Figure record extracts
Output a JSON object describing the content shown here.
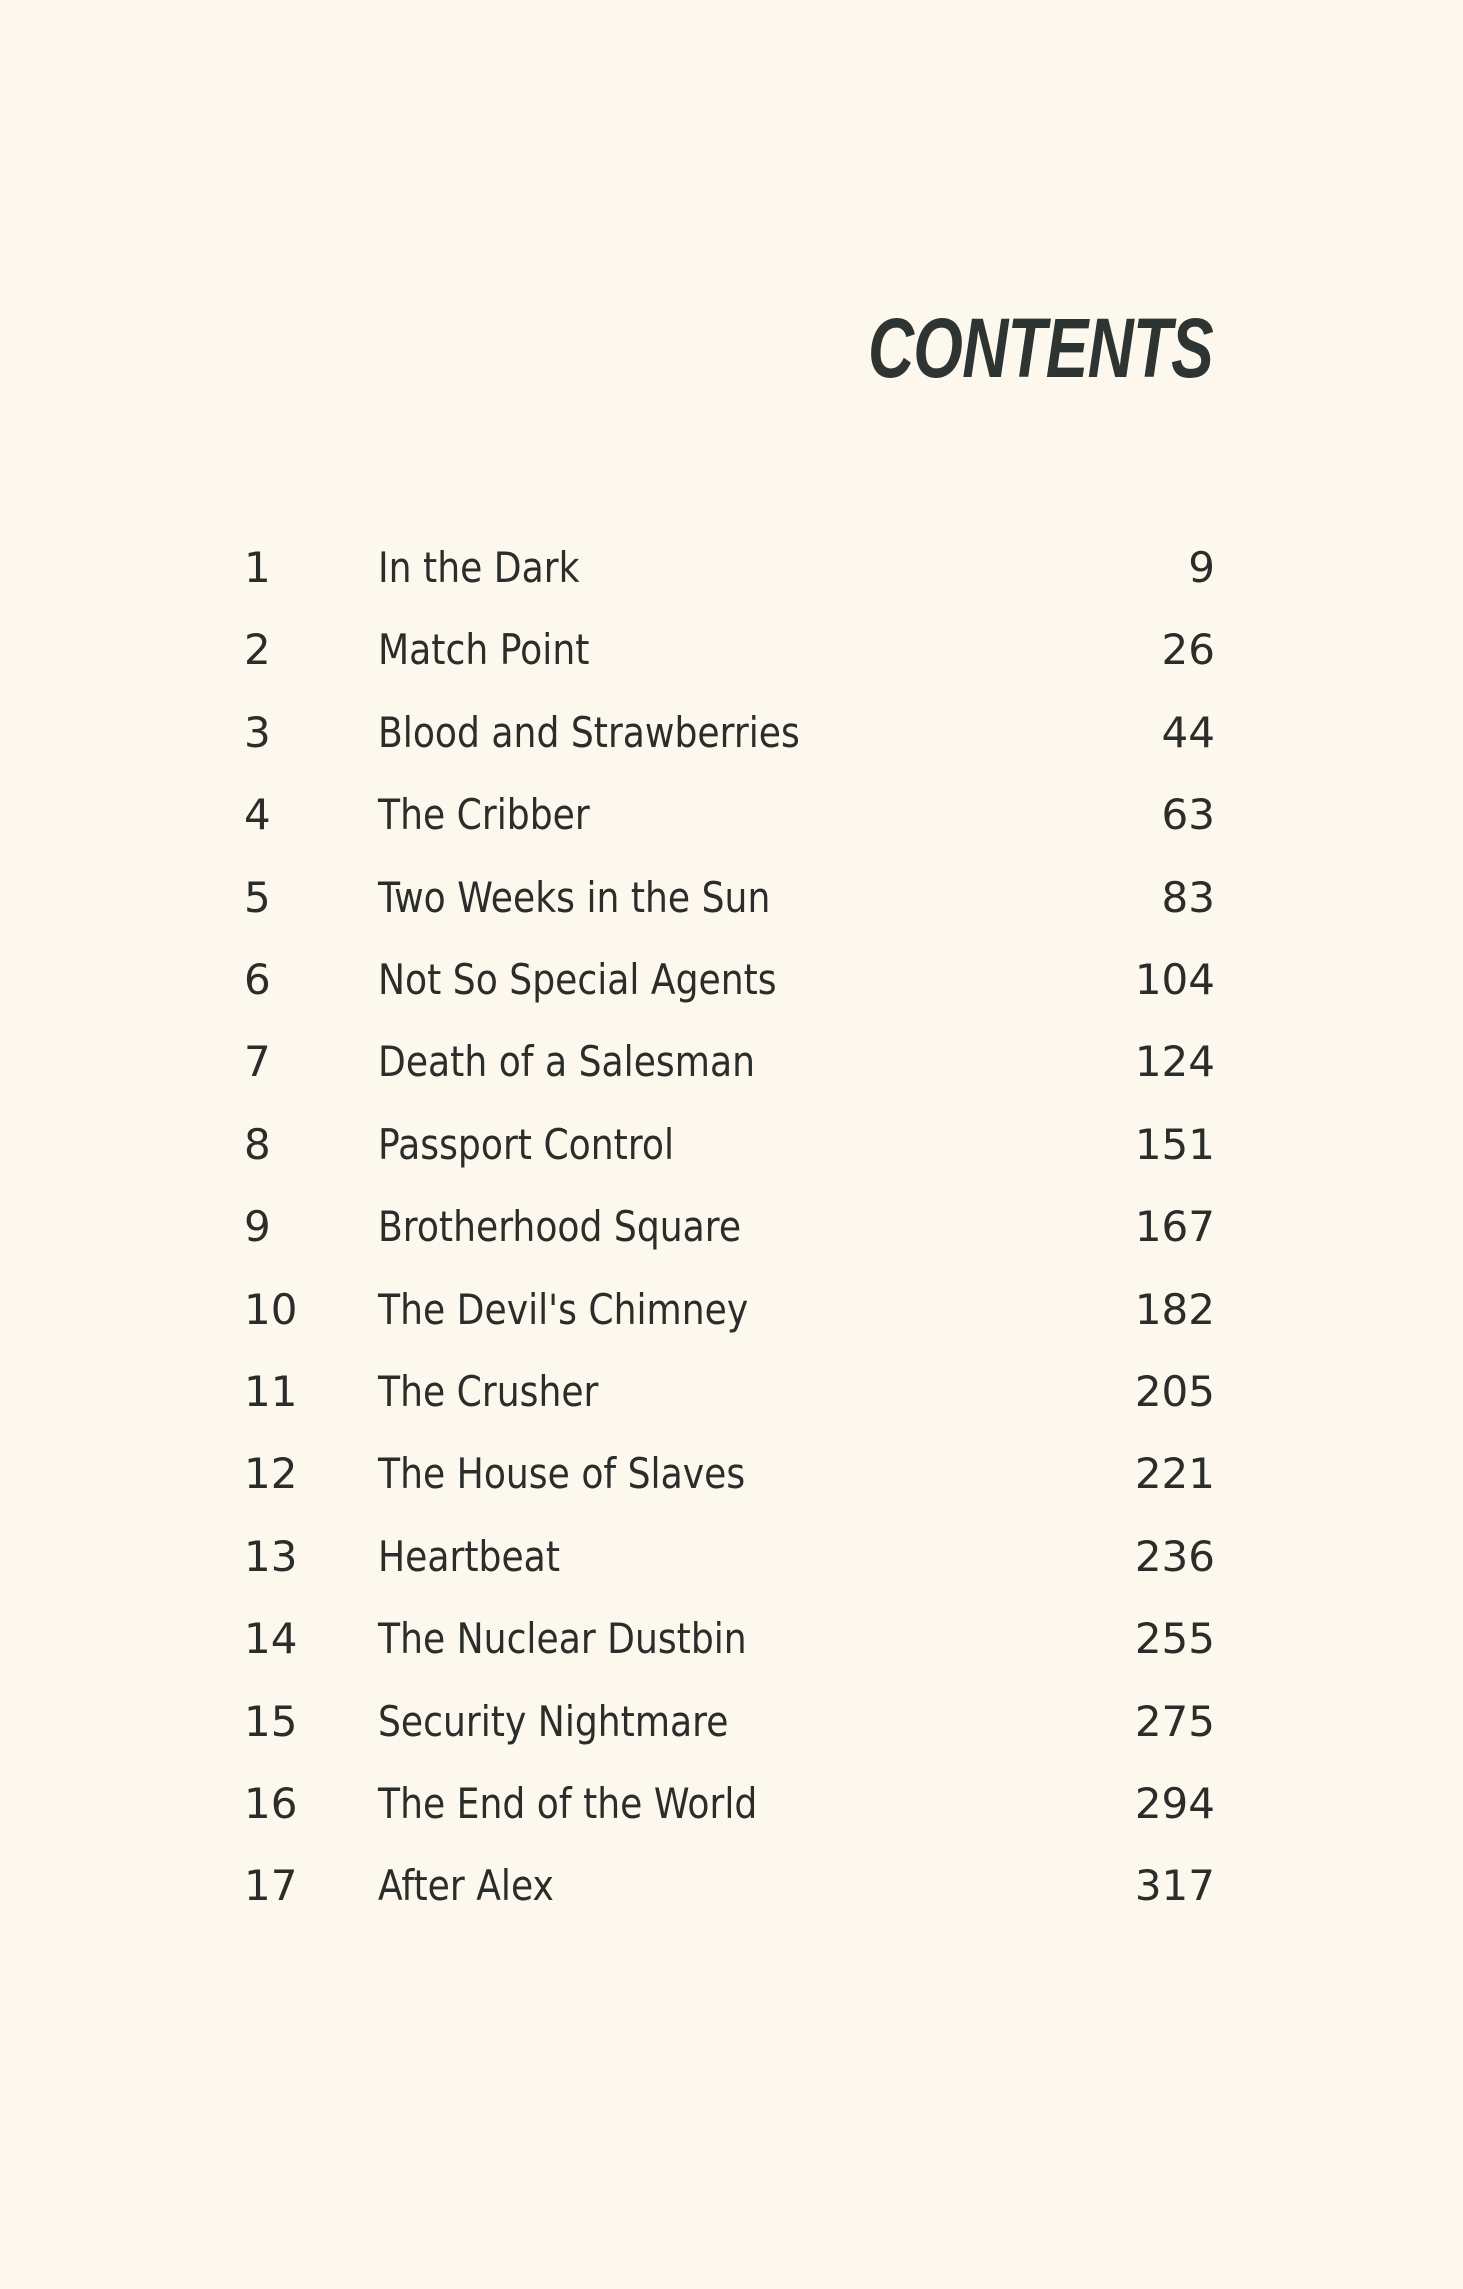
{
  "title": "CONTENTS",
  "chapters": [
    {
      "number": "1",
      "title": "In the Dark",
      "page": "9"
    },
    {
      "number": "2",
      "title": "Match Point",
      "page": "26"
    },
    {
      "number": "3",
      "title": "Blood and Strawberries",
      "page": "44"
    },
    {
      "number": "4",
      "title": "The Cribber",
      "page": "63"
    },
    {
      "number": "5",
      "title": "Two Weeks in the Sun",
      "page": "83"
    },
    {
      "number": "6",
      "title": "Not So Special Agents",
      "page": "104"
    },
    {
      "number": "7",
      "title": "Death of a Salesman",
      "page": "124"
    },
    {
      "number": "8",
      "title": "Passport Control",
      "page": "151"
    },
    {
      "number": "9",
      "title": "Brotherhood Square",
      "page": "167"
    },
    {
      "number": "10",
      "title": "The Devil's Chimney",
      "page": "182"
    },
    {
      "number": "11",
      "title": "The Crusher",
      "page": "205"
    },
    {
      "number": "12",
      "title": "The House of Slaves",
      "page": "221"
    },
    {
      "number": "13",
      "title": "Heartbeat",
      "page": "236"
    },
    {
      "number": "14",
      "title": "The Nuclear Dustbin",
      "page": "255"
    },
    {
      "number": "15",
      "title": "Security Nightmare",
      "page": "275"
    },
    {
      "number": "16",
      "title": "The End of the World",
      "page": "294"
    },
    {
      "number": "17",
      "title": "After Alex",
      "page": "317"
    }
  ]
}
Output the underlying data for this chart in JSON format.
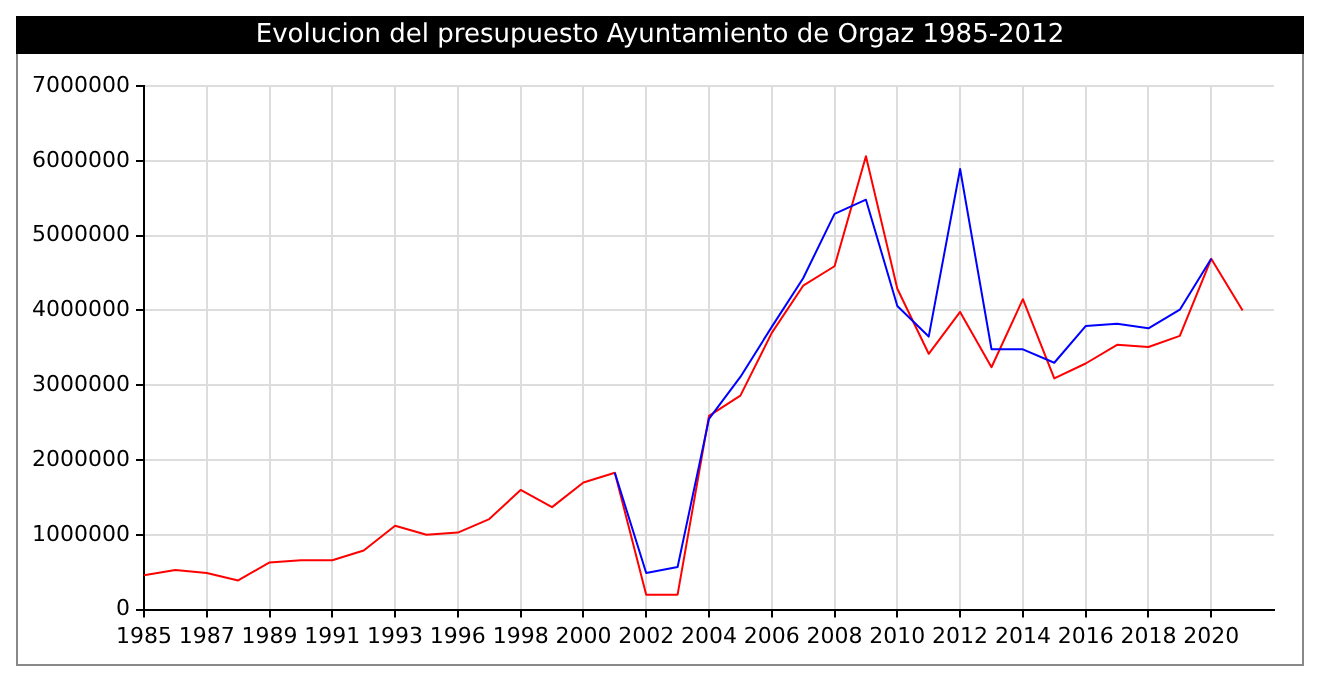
{
  "chart_data": {
    "type": "line",
    "title": "Evolucion del presupuesto Ayuntamiento de Orgaz 1985-2012",
    "categories": [
      "1985",
      null,
      "1987",
      null,
      "1989",
      null,
      "1991",
      null,
      "1993",
      null,
      "1996",
      null,
      "1998",
      null,
      "2000",
      null,
      "2002",
      null,
      "2004",
      null,
      "2006",
      null,
      "2008",
      null,
      "2010",
      null,
      "2012",
      null,
      "2014",
      null,
      "2016",
      null,
      "2018",
      null,
      "2020",
      null,
      null
    ],
    "series": [
      {
        "color": "#0000ff",
        "values": [
          null,
          null,
          null,
          null,
          null,
          null,
          null,
          null,
          null,
          null,
          null,
          null,
          null,
          null,
          null,
          1830000,
          490000,
          570000,
          2550000,
          3110000,
          3780000,
          4430000,
          5290000,
          5480000,
          4060000,
          3650000,
          5890000,
          3480000,
          3480000,
          3300000,
          3790000,
          3820000,
          3760000,
          4010000,
          4690000,
          null,
          null
        ]
      },
      {
        "color": "#ff0000",
        "values": [
          460000,
          530000,
          490000,
          390000,
          630000,
          660000,
          660000,
          790000,
          1120000,
          1000000,
          1030000,
          1210000,
          1600000,
          1370000,
          1700000,
          1830000,
          200000,
          200000,
          2590000,
          2860000,
          3700000,
          4330000,
          4590000,
          6060000,
          4290000,
          3420000,
          3980000,
          3240000,
          4150000,
          3090000,
          3290000,
          3540000,
          3510000,
          3660000,
          4690000,
          4000000,
          null
        ]
      }
    ],
    "ylim": [
      0,
      7000000
    ],
    "yticks": [
      0,
      1000000,
      2000000,
      3000000,
      4000000,
      5000000,
      6000000,
      7000000
    ],
    "grid": true,
    "legend": false,
    "marker": "none",
    "line_style": "solid"
  }
}
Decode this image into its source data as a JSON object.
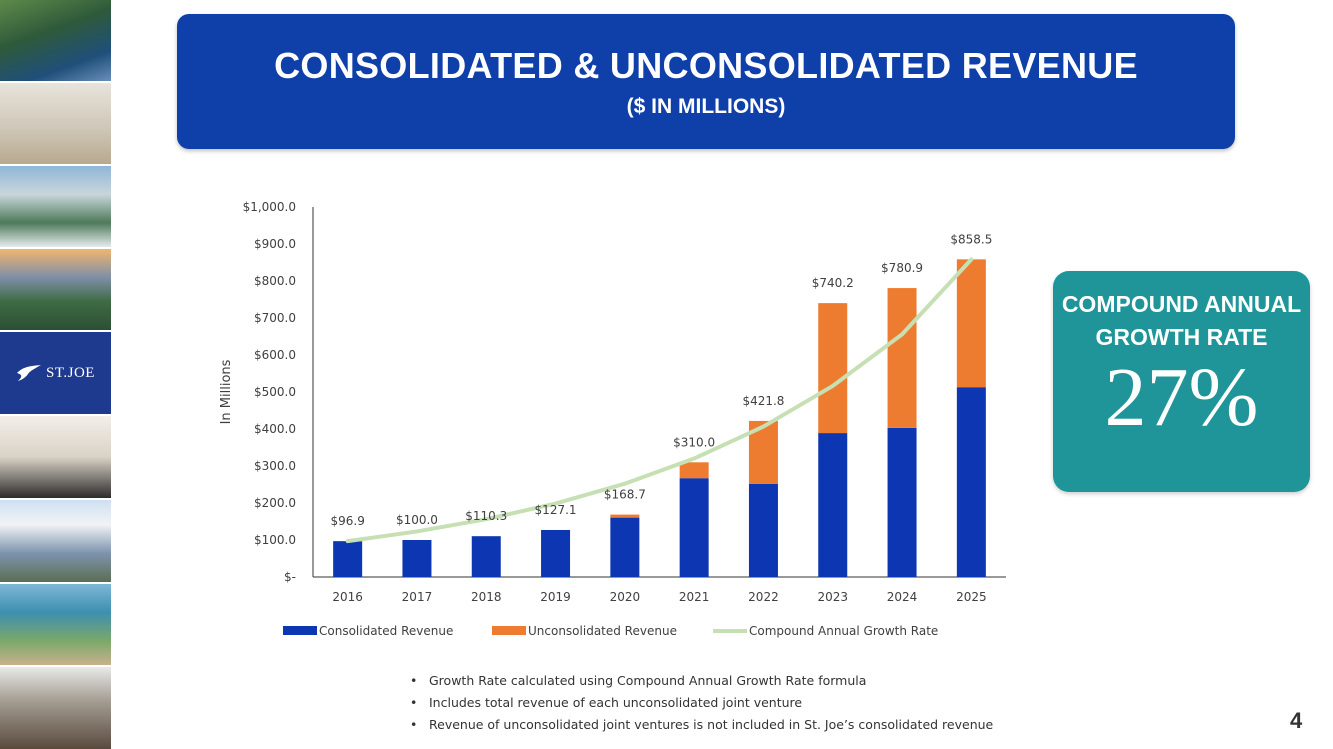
{
  "slide": {
    "title": "CONSOLIDATED & UNCONSOLIDATED REVENUE",
    "subtitle": "($ IN MILLIONS)",
    "page_number": "4",
    "logo_text": "ST.JOE"
  },
  "cagr_box": {
    "label": "COMPOUND ANNUAL GROWTH RATE",
    "value": "27%",
    "color": "#1f959a"
  },
  "notes": [
    "Growth Rate calculated using Compound Annual Growth Rate formula",
    "Includes total revenue of each unconsolidated joint venture",
    "Revenue of unconsolidated joint ventures is not included in St. Joe’s consolidated revenue"
  ],
  "chart_data": {
    "type": "bar",
    "stacked": true,
    "title": "",
    "xlabel": "",
    "ylabel": "In Millions",
    "categories": [
      "2016",
      "2017",
      "2018",
      "2019",
      "2020",
      "2021",
      "2022",
      "2023",
      "2024",
      "2025"
    ],
    "ylim": [
      0,
      1000
    ],
    "yticks": [
      0,
      100,
      200,
      300,
      400,
      500,
      600,
      700,
      800,
      900,
      1000
    ],
    "ytick_labels": [
      "$-",
      "$100.0",
      "$200.0",
      "$300.0",
      "$400.0",
      "$500.0",
      "$600.0",
      "$700.0",
      "$800.0",
      "$900.0",
      "$1,000.0"
    ],
    "series": [
      {
        "name": "Consolidated Revenue",
        "type": "bar",
        "color": "#0d36b2",
        "values": [
          96.9,
          100.0,
          110.3,
          127.1,
          160.5,
          267.0,
          252.0,
          389.0,
          403.0,
          513.0
        ]
      },
      {
        "name": "Unconsolidated Revenue",
        "type": "bar",
        "color": "#ee7c30",
        "values": [
          0,
          0,
          0,
          0,
          8.2,
          43.0,
          169.8,
          351.2,
          377.9,
          345.5
        ]
      },
      {
        "name": "Compound Annual Growth Rate",
        "type": "line",
        "color": "#c6e0b4",
        "values": [
          96.9,
          123.1,
          156.3,
          198.5,
          252.1,
          320.2,
          406.6,
          516.4,
          655.8,
          858.5
        ]
      }
    ],
    "total_labels": [
      "$96.9",
      "$100.0",
      "$110.3",
      "$127.1",
      "$168.7",
      "$310.0",
      "$421.8",
      "$740.2",
      "$780.9",
      "$858.5"
    ],
    "totals": [
      96.9,
      100.0,
      110.3,
      127.1,
      168.7,
      310.0,
      421.8,
      740.2,
      780.9,
      858.5
    ],
    "grid": false,
    "legend": "bottom"
  }
}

Short problem
Images do not belong in the copy; reproduce all other parts of the records above verbatim.

Correct output
Output a JSON object describing the content shown here.
{
  "title": "CONTENTS",
  "chapters": [
    {
      "number": "1",
      "title": "In the Dark",
      "page": "9"
    },
    {
      "number": "2",
      "title": "Match Point",
      "page": "26"
    },
    {
      "number": "3",
      "title": "Blood and Strawberries",
      "page": "44"
    },
    {
      "number": "4",
      "title": "The Cribber",
      "page": "63"
    },
    {
      "number": "5",
      "title": "Two Weeks in the Sun",
      "page": "83"
    },
    {
      "number": "6",
      "title": "Not So Special Agents",
      "page": "104"
    },
    {
      "number": "7",
      "title": "Death of a Salesman",
      "page": "124"
    },
    {
      "number": "8",
      "title": "Passport Control",
      "page": "151"
    },
    {
      "number": "9",
      "title": "Brotherhood Square",
      "page": "167"
    },
    {
      "number": "10",
      "title": "The Devil's Chimney",
      "page": "182"
    },
    {
      "number": "11",
      "title": "The Crusher",
      "page": "205"
    },
    {
      "number": "12",
      "title": "The House of Slaves",
      "page": "221"
    },
    {
      "number": "13",
      "title": "Heartbeat",
      "page": "236"
    },
    {
      "number": "14",
      "title": "The Nuclear Dustbin",
      "page": "255"
    },
    {
      "number": "15",
      "title": "Security Nightmare",
      "page": "275"
    },
    {
      "number": "16",
      "title": "The End of the World",
      "page": "294"
    },
    {
      "number": "17",
      "title": "After Alex",
      "page": "317"
    }
  ]
}
Output the underlying data for this chart in JSON format.
{
  "chart_data": {
    "type": "line",
    "title": "Evolucion del presupuesto Ayuntamiento de Orgaz 1985-2012",
    "categories": [
      "1985",
      null,
      "1987",
      null,
      "1989",
      null,
      "1991",
      null,
      "1993",
      null,
      "1996",
      null,
      "1998",
      null,
      "2000",
      null,
      "2002",
      null,
      "2004",
      null,
      "2006",
      null,
      "2008",
      null,
      "2010",
      null,
      "2012",
      null,
      "2014",
      null,
      "2016",
      null,
      "2018",
      null,
      "2020",
      null,
      null
    ],
    "series": [
      {
        "color": "#0000ff",
        "values": [
          null,
          null,
          null,
          null,
          null,
          null,
          null,
          null,
          null,
          null,
          null,
          null,
          null,
          null,
          null,
          1830000,
          490000,
          570000,
          2550000,
          3110000,
          3780000,
          4430000,
          5290000,
          5480000,
          4060000,
          3650000,
          5890000,
          3480000,
          3480000,
          3300000,
          3790000,
          3820000,
          3760000,
          4010000,
          4690000,
          null,
          null
        ]
      },
      {
        "color": "#ff0000",
        "values": [
          460000,
          530000,
          490000,
          390000,
          630000,
          660000,
          660000,
          790000,
          1120000,
          1000000,
          1030000,
          1210000,
          1600000,
          1370000,
          1700000,
          1830000,
          200000,
          200000,
          2590000,
          2860000,
          3700000,
          4330000,
          4590000,
          6060000,
          4290000,
          3420000,
          3980000,
          3240000,
          4150000,
          3090000,
          3290000,
          3540000,
          3510000,
          3660000,
          4690000,
          4000000,
          null
        ]
      }
    ],
    "ylim": [
      0,
      7000000
    ],
    "yticks": [
      0,
      1000000,
      2000000,
      3000000,
      4000000,
      5000000,
      6000000,
      7000000
    ],
    "grid": true,
    "legend": false,
    "marker": "none",
    "line_style": "solid"
  }
}
Decode this image into its source data as a JSON object.
{
  "slide": {
    "title": "CONSOLIDATED & UNCONSOLIDATED REVENUE",
    "subtitle": "($ IN MILLIONS)",
    "page_number": "4",
    "logo_text": "ST.JOE"
  },
  "cagr_box": {
    "label": "COMPOUND ANNUAL GROWTH RATE",
    "value": "27%",
    "color": "#1f959a"
  },
  "notes": [
    "Growth Rate calculated using Compound Annual Growth Rate formula",
    "Includes total revenue of each unconsolidated joint venture",
    "Revenue of unconsolidated joint ventures is not included in St. Joe’s consolidated revenue"
  ],
  "chart_data": {
    "type": "bar",
    "stacked": true,
    "title": "",
    "xlabel": "",
    "ylabel": "In Millions",
    "categories": [
      "2016",
      "2017",
      "2018",
      "2019",
      "2020",
      "2021",
      "2022",
      "2023",
      "2024",
      "2025"
    ],
    "ylim": [
      0,
      1000
    ],
    "yticks": [
      0,
      100,
      200,
      300,
      400,
      500,
      600,
      700,
      800,
      900,
      1000
    ],
    "ytick_labels": [
      "$-",
      "$100.0",
      "$200.0",
      "$300.0",
      "$400.0",
      "$500.0",
      "$600.0",
      "$700.0",
      "$800.0",
      "$900.0",
      "$1,000.0"
    ],
    "series": [
      {
        "name": "Consolidated Revenue",
        "type": "bar",
        "color": "#0d36b2",
        "values": [
          96.9,
          100.0,
          110.3,
          127.1,
          160.5,
          267.0,
          252.0,
          389.0,
          403.0,
          513.0
        ]
      },
      {
        "name": "Unconsolidated Revenue",
        "type": "bar",
        "color": "#ee7c30",
        "values": [
          0,
          0,
          0,
          0,
          8.2,
          43.0,
          169.8,
          351.2,
          377.9,
          345.5
        ]
      },
      {
        "name": "Compound Annual Growth Rate",
        "type": "line",
        "color": "#c6e0b4",
        "values": [
          96.9,
          123.1,
          156.3,
          198.5,
          252.1,
          320.2,
          406.6,
          516.4,
          655.8,
          858.5
        ]
      }
    ],
    "total_labels": [
      "$96.9",
      "$100.0",
      "$110.3",
      "$127.1",
      "$168.7",
      "$310.0",
      "$421.8",
      "$740.2",
      "$780.9",
      "$858.5"
    ],
    "totals": [
      96.9,
      100.0,
      110.3,
      127.1,
      168.7,
      310.0,
      421.8,
      740.2,
      780.9,
      858.5
    ],
    "grid": false,
    "legend": "bottom"
  }
}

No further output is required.